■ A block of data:
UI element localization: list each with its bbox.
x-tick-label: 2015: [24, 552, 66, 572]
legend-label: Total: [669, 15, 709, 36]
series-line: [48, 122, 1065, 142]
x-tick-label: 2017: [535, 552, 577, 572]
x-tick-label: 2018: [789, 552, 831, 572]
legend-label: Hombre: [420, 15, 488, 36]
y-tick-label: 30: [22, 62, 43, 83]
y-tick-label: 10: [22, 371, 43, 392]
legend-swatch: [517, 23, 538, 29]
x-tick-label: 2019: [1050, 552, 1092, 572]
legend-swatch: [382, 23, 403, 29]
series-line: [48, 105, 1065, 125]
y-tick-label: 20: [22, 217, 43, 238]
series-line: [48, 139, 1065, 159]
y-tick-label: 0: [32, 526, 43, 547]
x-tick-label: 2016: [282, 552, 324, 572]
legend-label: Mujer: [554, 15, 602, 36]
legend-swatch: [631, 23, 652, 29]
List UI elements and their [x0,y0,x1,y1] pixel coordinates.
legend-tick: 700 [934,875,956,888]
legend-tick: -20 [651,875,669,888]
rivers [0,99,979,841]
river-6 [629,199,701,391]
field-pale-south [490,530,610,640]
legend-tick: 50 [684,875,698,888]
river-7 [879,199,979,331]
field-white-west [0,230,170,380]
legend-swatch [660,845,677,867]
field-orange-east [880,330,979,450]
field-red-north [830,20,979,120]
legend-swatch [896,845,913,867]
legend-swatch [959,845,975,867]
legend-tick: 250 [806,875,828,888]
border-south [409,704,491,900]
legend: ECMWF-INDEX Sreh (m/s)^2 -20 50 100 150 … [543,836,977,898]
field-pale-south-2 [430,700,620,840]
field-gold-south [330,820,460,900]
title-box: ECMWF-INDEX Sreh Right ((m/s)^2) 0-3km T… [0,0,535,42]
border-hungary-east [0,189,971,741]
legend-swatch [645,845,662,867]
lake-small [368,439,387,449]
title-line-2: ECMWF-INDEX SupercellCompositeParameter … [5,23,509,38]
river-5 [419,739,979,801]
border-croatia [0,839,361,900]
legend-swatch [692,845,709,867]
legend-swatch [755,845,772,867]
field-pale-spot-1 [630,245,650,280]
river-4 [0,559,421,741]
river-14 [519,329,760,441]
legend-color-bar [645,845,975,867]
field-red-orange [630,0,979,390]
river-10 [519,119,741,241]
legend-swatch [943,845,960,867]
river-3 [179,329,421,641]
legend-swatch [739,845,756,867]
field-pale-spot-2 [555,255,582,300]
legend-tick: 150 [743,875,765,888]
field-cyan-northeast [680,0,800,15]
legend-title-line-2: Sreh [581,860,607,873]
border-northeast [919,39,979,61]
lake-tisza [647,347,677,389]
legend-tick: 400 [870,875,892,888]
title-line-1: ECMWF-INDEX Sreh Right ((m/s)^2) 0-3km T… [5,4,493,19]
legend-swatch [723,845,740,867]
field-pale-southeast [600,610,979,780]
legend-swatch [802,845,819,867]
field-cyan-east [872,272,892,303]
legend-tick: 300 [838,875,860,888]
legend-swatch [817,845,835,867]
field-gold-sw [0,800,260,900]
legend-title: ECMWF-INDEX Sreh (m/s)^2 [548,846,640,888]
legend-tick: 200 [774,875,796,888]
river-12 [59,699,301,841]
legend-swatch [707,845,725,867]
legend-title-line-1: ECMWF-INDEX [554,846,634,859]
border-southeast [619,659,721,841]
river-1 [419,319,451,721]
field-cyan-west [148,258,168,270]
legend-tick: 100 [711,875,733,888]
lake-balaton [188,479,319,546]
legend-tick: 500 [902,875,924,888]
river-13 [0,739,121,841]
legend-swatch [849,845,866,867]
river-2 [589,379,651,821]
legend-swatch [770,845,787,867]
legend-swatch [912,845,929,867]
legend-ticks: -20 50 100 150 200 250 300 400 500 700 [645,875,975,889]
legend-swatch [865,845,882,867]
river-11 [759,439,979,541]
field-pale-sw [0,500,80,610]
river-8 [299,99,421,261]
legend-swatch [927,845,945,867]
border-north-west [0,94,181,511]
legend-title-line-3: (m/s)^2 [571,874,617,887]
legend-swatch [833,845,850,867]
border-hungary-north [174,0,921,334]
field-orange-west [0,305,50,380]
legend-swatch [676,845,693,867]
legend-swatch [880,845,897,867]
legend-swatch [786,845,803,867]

■ Given problem: Reproduce word for word every line from the beginning of the records up to and including the line that contains "river-14 [519,329,760,441]".

■ Task response:
UI element localization: list each with its bbox.
x-tick-label: 2015: [24, 552, 66, 572]
legend-label: Total: [669, 15, 709, 36]
series-line: [48, 122, 1065, 142]
x-tick-label: 2017: [535, 552, 577, 572]
x-tick-label: 2018: [789, 552, 831, 572]
legend-label: Hombre: [420, 15, 488, 36]
y-tick-label: 30: [22, 62, 43, 83]
y-tick-label: 10: [22, 371, 43, 392]
legend-swatch: [517, 23, 538, 29]
x-tick-label: 2019: [1050, 552, 1092, 572]
legend-swatch: [382, 23, 403, 29]
series-line: [48, 105, 1065, 125]
y-tick-label: 20: [22, 217, 43, 238]
series-line: [48, 139, 1065, 159]
y-tick-label: 0: [32, 526, 43, 547]
x-tick-label: 2016: [282, 552, 324, 572]
legend-label: Mujer: [554, 15, 602, 36]
legend-swatch: [631, 23, 652, 29]
List UI elements and their [x0,y0,x1,y1] pixel coordinates.
legend-tick: 700 [934,875,956,888]
legend-tick: -20 [651,875,669,888]
rivers [0,99,979,841]
river-6 [629,199,701,391]
field-pale-south [490,530,610,640]
legend-tick: 50 [684,875,698,888]
river-7 [879,199,979,331]
field-white-west [0,230,170,380]
legend-swatch [660,845,677,867]
field-orange-east [880,330,979,450]
field-red-north [830,20,979,120]
legend-swatch [896,845,913,867]
legend-swatch [959,845,975,867]
legend-tick: 250 [806,875,828,888]
border-south [409,704,491,900]
legend: ECMWF-INDEX Sreh (m/s)^2 -20 50 100 150 … [543,836,977,898]
field-pale-south-2 [430,700,620,840]
field-gold-south [330,820,460,900]
title-box: ECMWF-INDEX Sreh Right ((m/s)^2) 0-3km T… [0,0,535,42]
border-hungary-east [0,189,971,741]
legend-swatch [645,845,662,867]
lake-small [368,439,387,449]
title-line-2: ECMWF-INDEX SupercellCompositeParameter … [5,23,509,38]
river-5 [419,739,979,801]
border-croatia [0,839,361,900]
legend-swatch [692,845,709,867]
legend-swatch [755,845,772,867]
field-pale-spot-1 [630,245,650,280]
river-4 [0,559,421,741]
river-14 [519,329,760,441]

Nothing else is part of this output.